[Problem]:
Please pull out each line of the material below that contains the word "could", copying those lines unchanged.

Element location data
◆ ◆ ◆ ◆ ◆

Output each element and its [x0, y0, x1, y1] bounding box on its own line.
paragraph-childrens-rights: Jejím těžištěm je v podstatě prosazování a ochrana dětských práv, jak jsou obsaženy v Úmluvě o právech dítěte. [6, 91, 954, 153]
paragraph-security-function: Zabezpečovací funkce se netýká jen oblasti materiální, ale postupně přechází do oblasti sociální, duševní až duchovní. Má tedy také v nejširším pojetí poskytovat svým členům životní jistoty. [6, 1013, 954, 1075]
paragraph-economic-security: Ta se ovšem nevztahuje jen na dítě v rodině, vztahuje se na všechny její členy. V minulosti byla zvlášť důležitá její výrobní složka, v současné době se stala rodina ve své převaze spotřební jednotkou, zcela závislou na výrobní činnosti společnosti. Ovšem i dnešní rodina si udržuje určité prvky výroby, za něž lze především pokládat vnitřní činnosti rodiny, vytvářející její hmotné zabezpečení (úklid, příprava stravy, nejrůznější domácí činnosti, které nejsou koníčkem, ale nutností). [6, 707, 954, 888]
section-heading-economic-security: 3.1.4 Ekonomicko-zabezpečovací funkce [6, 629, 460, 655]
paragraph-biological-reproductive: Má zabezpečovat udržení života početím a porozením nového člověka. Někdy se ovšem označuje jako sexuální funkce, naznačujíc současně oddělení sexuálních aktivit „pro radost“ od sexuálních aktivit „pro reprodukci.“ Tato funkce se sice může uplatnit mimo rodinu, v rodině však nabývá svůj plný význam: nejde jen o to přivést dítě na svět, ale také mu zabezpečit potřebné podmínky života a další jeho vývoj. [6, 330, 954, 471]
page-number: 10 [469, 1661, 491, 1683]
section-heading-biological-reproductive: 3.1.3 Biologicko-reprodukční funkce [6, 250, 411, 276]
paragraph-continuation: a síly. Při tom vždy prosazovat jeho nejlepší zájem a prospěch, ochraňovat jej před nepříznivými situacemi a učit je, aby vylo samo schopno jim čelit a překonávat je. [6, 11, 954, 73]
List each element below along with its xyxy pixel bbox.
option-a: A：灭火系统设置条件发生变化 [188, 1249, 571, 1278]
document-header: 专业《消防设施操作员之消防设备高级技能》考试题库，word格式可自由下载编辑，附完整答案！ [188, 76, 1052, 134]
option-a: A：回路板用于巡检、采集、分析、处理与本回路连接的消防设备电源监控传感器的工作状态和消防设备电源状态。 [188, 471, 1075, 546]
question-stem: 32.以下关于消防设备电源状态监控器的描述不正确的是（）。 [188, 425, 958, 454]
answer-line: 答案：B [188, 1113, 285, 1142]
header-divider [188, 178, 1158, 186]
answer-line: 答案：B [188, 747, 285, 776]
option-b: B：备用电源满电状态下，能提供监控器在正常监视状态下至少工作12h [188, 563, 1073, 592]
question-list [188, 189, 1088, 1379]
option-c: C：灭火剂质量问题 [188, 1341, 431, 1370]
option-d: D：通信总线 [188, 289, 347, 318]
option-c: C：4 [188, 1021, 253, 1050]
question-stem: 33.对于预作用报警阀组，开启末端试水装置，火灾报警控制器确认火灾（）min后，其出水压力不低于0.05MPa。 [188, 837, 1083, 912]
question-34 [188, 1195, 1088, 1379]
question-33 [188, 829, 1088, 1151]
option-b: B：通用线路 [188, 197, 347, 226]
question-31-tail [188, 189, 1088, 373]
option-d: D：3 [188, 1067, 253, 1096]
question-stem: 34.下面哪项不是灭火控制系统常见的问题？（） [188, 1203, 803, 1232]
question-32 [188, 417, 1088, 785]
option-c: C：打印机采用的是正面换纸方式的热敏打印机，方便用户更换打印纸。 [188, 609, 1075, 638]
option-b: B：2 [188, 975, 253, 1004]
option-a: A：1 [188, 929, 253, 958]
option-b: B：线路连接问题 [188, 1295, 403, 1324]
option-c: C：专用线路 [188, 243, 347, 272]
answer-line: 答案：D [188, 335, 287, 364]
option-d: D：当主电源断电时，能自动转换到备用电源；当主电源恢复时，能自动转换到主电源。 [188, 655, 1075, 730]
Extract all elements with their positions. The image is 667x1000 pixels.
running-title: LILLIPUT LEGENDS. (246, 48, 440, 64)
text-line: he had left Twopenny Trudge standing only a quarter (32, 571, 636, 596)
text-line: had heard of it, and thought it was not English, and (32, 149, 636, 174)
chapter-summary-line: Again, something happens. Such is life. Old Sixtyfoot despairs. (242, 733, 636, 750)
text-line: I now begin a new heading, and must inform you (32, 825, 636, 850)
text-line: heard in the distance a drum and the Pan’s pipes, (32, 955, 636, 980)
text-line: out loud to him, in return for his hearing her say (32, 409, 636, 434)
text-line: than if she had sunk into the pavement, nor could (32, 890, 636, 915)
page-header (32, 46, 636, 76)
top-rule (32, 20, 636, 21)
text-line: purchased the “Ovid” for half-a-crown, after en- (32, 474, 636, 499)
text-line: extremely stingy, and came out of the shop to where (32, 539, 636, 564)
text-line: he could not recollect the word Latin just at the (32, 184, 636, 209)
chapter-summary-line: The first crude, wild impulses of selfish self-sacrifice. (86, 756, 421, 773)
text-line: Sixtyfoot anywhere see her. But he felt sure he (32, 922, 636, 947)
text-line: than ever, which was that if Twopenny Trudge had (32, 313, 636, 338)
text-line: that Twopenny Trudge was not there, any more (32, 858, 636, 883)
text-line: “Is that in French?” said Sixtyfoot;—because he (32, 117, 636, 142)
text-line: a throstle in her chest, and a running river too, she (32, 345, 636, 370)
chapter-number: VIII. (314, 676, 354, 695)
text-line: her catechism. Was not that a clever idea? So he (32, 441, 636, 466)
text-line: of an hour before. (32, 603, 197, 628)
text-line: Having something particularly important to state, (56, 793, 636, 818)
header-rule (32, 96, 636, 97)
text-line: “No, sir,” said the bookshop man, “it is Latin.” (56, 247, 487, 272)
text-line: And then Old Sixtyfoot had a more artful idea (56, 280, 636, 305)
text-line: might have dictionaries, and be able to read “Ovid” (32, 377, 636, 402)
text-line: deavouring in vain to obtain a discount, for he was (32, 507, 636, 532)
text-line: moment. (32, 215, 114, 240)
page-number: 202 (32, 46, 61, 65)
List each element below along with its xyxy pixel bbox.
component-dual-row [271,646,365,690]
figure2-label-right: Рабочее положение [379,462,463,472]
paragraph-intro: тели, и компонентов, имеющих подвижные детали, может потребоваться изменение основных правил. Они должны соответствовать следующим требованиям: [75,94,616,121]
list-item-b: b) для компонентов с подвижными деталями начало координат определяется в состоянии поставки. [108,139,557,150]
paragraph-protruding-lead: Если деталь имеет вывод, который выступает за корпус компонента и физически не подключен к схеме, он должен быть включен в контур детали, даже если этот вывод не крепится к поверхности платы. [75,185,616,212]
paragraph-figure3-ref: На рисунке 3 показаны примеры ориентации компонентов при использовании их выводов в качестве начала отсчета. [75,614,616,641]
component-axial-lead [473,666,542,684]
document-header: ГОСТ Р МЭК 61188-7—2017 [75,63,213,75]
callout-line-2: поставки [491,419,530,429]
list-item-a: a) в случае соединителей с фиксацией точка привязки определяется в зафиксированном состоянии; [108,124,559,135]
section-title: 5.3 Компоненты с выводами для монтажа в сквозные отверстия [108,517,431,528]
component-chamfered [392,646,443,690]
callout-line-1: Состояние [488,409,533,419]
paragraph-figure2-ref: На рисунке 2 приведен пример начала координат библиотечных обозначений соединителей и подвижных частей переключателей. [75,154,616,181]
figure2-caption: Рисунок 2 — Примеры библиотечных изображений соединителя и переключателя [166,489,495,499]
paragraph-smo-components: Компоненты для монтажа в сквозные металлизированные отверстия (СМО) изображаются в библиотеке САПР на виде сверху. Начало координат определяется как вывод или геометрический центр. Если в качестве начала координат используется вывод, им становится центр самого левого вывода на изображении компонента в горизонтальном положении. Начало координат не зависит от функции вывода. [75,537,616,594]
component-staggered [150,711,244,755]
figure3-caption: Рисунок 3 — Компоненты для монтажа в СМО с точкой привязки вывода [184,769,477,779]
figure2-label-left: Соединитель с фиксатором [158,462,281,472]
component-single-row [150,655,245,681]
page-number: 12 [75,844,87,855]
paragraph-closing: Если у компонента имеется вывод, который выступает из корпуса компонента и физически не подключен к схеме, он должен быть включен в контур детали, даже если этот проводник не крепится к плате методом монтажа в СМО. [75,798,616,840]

◆ ◆ ◆ ◆ ◆

[Answer to this exercise]:
text-line: than if she had sunk into the pavement, nor could (32, 890, 636, 915)
text-line: he could not recollect the word Latin just at the (32, 184, 636, 209)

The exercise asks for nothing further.